**Task to carry out**
Reproduce the entire listing word for word.

**Supplied entries**
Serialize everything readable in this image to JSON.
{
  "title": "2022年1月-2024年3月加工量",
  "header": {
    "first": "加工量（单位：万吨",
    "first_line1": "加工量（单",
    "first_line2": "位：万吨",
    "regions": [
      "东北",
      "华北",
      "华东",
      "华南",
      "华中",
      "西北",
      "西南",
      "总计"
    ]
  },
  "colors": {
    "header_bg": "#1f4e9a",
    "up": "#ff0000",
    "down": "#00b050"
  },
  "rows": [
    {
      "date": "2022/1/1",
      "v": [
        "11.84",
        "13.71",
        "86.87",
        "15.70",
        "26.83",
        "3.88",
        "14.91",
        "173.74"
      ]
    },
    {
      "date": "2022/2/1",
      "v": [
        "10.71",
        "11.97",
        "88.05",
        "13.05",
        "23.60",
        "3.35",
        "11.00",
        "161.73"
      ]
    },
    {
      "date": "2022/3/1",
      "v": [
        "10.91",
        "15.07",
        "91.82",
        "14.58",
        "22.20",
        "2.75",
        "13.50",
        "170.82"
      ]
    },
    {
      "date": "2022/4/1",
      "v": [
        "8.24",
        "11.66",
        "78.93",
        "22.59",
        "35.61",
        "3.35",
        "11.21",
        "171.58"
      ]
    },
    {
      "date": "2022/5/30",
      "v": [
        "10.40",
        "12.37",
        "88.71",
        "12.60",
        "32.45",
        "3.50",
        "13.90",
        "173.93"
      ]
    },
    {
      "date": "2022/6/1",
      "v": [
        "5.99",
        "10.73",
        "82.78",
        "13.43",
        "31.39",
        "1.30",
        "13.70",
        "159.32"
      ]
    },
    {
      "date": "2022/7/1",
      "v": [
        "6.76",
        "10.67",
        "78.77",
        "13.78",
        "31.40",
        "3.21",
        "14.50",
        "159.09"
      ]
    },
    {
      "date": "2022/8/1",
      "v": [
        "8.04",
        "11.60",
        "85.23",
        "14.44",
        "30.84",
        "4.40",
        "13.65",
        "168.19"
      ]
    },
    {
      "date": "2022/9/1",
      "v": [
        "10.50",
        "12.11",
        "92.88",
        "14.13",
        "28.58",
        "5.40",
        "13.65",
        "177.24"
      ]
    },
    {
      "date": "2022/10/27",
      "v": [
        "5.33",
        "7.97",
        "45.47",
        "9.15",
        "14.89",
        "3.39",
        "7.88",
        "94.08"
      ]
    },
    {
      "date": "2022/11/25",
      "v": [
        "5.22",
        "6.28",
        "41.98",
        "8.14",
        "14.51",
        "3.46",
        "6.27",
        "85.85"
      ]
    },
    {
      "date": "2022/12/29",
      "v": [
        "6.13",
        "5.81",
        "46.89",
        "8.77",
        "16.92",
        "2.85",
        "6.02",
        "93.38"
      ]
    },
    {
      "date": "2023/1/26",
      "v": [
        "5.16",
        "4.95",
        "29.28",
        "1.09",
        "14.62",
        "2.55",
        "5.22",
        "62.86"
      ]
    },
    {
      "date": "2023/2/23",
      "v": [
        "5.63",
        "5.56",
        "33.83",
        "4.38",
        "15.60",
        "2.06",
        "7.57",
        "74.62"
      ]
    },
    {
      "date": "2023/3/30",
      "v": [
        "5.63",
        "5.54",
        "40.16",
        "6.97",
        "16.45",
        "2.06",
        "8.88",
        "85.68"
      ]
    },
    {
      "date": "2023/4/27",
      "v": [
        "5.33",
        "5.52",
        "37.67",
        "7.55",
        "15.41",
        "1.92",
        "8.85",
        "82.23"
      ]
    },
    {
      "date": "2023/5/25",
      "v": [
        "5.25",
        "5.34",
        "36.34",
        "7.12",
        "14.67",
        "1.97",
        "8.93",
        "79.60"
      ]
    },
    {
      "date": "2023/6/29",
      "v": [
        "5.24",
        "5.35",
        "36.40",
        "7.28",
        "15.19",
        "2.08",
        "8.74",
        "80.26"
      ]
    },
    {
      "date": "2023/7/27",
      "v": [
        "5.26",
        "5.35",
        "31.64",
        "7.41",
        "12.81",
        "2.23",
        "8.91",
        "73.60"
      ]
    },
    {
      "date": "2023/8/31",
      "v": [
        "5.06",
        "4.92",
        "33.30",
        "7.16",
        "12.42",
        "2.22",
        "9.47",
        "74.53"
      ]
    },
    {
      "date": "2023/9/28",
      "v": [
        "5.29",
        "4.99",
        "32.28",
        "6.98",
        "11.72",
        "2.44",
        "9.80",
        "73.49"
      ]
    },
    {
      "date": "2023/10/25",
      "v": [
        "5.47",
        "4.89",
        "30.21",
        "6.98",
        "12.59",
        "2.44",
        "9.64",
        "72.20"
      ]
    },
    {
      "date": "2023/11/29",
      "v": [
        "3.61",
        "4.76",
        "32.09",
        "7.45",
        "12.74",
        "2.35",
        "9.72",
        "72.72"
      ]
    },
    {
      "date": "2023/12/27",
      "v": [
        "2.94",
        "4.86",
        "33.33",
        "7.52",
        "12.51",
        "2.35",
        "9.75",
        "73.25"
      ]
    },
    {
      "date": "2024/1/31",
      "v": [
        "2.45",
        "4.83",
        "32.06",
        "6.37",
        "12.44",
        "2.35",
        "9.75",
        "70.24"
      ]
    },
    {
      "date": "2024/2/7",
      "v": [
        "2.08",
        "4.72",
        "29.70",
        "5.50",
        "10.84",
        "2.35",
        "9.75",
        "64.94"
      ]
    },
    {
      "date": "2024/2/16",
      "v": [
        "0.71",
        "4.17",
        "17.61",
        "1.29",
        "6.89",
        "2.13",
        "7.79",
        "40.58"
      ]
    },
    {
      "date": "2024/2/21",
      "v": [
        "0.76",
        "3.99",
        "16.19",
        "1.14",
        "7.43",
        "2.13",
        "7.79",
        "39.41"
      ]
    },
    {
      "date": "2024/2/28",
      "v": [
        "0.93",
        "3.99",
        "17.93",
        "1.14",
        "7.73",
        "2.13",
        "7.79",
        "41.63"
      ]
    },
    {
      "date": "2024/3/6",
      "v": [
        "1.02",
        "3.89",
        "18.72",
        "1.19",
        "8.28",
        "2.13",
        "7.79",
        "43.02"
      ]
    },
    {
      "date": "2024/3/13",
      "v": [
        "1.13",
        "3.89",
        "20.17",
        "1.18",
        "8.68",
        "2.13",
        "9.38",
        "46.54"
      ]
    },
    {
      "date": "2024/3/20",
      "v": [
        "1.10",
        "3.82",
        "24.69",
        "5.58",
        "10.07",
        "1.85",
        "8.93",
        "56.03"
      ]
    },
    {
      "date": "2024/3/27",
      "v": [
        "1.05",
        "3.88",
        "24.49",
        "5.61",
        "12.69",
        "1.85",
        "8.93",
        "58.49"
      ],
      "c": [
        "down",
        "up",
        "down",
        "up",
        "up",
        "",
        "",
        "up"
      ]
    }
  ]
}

**Task solution**
Serialize everything readable in this image to JSON.
{
  "title": "2022年1月-2024年3月加工量",
  "header": {
    "first": "加工量（单位：万吨",
    "first_line1": "加工量（单",
    "first_line2": "位：万吨",
    "regions": [
      "东北",
      "华北",
      "华东",
      "华南",
      "华中",
      "西北",
      "西南",
      "总计"
    ]
  },
  "colors": {
    "header_bg": "#1f4e9a",
    "up": "#ff0000",
    "down": "#00b050"
  },
  "rows": [
    {
      "date": "2022/1/1",
      "v": [
        "11.84",
        "13.71",
        "86.87",
        "15.70",
        "26.83",
        "3.88",
        "14.91",
        "173.74"
      ]
    },
    {
      "date": "2022/2/1",
      "v": [
        "10.71",
        "11.97",
        "88.05",
        "13.05",
        "23.60",
        "3.35",
        "11.00",
        "161.73"
      ]
    },
    {
      "date": "2022/3/1",
      "v": [
        "10.91",
        "15.07",
        "91.82",
        "14.58",
        "22.20",
        "2.75",
        "13.50",
        "170.82"
      ]
    },
    {
      "date": "2022/4/1",
      "v": [
        "8.24",
        "11.66",
        "78.93",
        "22.59",
        "35.61",
        "3.35",
        "11.21",
        "171.58"
      ]
    },
    {
      "date": "2022/5/30",
      "v": [
        "10.40",
        "12.37",
        "88.71",
        "12.60",
        "32.45",
        "3.50",
        "13.90",
        "173.93"
      ]
    },
    {
      "date": "2022/6/1",
      "v": [
        "5.99",
        "10.73",
        "82.78",
        "13.43",
        "31.39",
        "1.30",
        "13.70",
        "159.32"
      ]
    },
    {
      "date": "2022/7/1",
      "v": [
        "6.76",
        "10.67",
        "78.77",
        "13.78",
        "31.40",
        "3.21",
        "14.50",
        "159.09"
      ]
    },
    {
      "date": "2022/8/1",
      "v": [
        "8.04",
        "11.60",
        "85.23",
        "14.44",
        "30.84",
        "4.40",
        "13.65",
        "168.19"
      ]
    },
    {
      "date": "2022/9/1",
      "v": [
        "10.50",
        "12.11",
        "92.88",
        "14.13",
        "28.58",
        "5.40",
        "13.65",
        "177.24"
      ]
    },
    {
      "date": "2022/10/27",
      "v": [
        "5.33",
        "7.97",
        "45.47",
        "9.15",
        "14.89",
        "3.39",
        "7.88",
        "94.08"
      ]
    },
    {
      "date": "2022/11/25",
      "v": [
        "5.22",
        "6.28",
        "41.98",
        "8.14",
        "14.51",
        "3.46",
        "6.27",
        "85.85"
      ]
    },
    {
      "date": "2022/12/29",
      "v": [
        "6.13",
        "5.81",
        "46.89",
        "8.77",
        "16.92",
        "2.85",
        "6.02",
        "93.38"
      ]
    },
    {
      "date": "2023/1/26",
      "v": [
        "5.16",
        "4.95",
        "29.28",
        "1.09",
        "14.62",
        "2.55",
        "5.22",
        "62.86"
      ]
    },
    {
      "date": "2023/2/23",
      "v": [
        "5.63",
        "5.56",
        "33.83",
        "4.38",
        "15.60",
        "2.06",
        "7.57",
        "74.62"
      ]
    },
    {
      "date": "2023/3/30",
      "v": [
        "5.63",
        "5.54",
        "40.16",
        "6.97",
        "16.45",
        "2.06",
        "8.88",
        "85.68"
      ]
    },
    {
      "date": "2023/4/27",
      "v": [
        "5.33",
        "5.52",
        "37.67",
        "7.55",
        "15.41",
        "1.92",
        "8.85",
        "82.23"
      ]
    },
    {
      "date": "2023/5/25",
      "v": [
        "5.25",
        "5.34",
        "36.34",
        "7.12",
        "14.67",
        "1.97",
        "8.93",
        "79.60"
      ]
    },
    {
      "date": "2023/6/29",
      "v": [
        "5.24",
        "5.35",
        "36.40",
        "7.28",
        "15.19",
        "2.08",
        "8.74",
        "80.26"
      ]
    },
    {
      "date": "2023/7/27",
      "v": [
        "5.26",
        "5.35",
        "31.64",
        "7.41",
        "12.81",
        "2.23",
        "8.91",
        "73.60"
      ]
    },
    {
      "date": "2023/8/31",
      "v": [
        "5.06",
        "4.92",
        "33.30",
        "7.16",
        "12.42",
        "2.22",
        "9.47",
        "74.53"
      ]
    },
    {
      "date": "2023/9/28",
      "v": [
        "5.29",
        "4.99",
        "32.28",
        "6.98",
        "11.72",
        "2.44",
        "9.80",
        "73.49"
      ]
    },
    {
      "date": "2023/10/25",
      "v": [
        "5.47",
        "4.89",
        "30.21",
        "6.98",
        "12.59",
        "2.44",
        "9.64",
        "72.20"
      ]
    },
    {
      "date": "2023/11/29",
      "v": [
        "3.61",
        "4.76",
        "32.09",
        "7.45",
        "12.74",
        "2.35",
        "9.72",
        "72.72"
      ]
    },
    {
      "date": "2023/12/27",
      "v": [
        "2.94",
        "4.86",
        "33.33",
        "7.52",
        "12.51",
        "2.35",
        "9.75",
        "73.25"
      ]
    },
    {
      "date": "2024/1/31",
      "v": [
        "2.45",
        "4.83",
        "32.06",
        "6.37",
        "12.44",
        "2.35",
        "9.75",
        "70.24"
      ]
    },
    {
      "date": "2024/2/7",
      "v": [
        "2.08",
        "4.72",
        "29.70",
        "5.50",
        "10.84",
        "2.35",
        "9.75",
        "64.94"
      ]
    },
    {
      "date": "2024/2/16",
      "v": [
        "0.71",
        "4.17",
        "17.61",
        "1.29",
        "6.89",
        "2.13",
        "7.79",
        "40.58"
      ]
    },
    {
      "date": "2024/2/21",
      "v": [
        "0.76",
        "3.99",
        "16.19",
        "1.14",
        "7.43",
        "2.13",
        "7.79",
        "39.41"
      ]
    },
    {
      "date": "2024/2/28",
      "v": [
        "0.93",
        "3.99",
        "17.93",
        "1.14",
        "7.73",
        "2.13",
        "7.79",
        "41.63"
      ]
    },
    {
      "date": "2024/3/6",
      "v": [
        "1.02",
        "3.89",
        "18.72",
        "1.19",
        "8.28",
        "2.13",
        "7.79",
        "43.02"
      ]
    },
    {
      "date": "2024/3/13",
      "v": [
        "1.13",
        "3.89",
        "20.17",
        "1.18",
        "8.68",
        "2.13",
        "9.38",
        "46.54"
      ]
    },
    {
      "date": "2024/3/20",
      "v": [
        "1.10",
        "3.82",
        "24.69",
        "5.58",
        "10.07",
        "1.85",
        "8.93",
        "56.03"
      ]
    },
    {
      "date": "2024/3/27",
      "v": [
        "1.05",
        "3.88",
        "24.49",
        "5.61",
        "12.69",
        "1.85",
        "8.93",
        "58.49"
      ],
      "c": [
        "down",
        "up",
        "down",
        "up",
        "up",
        "",
        "",
        "up"
      ]
    }
  ]
}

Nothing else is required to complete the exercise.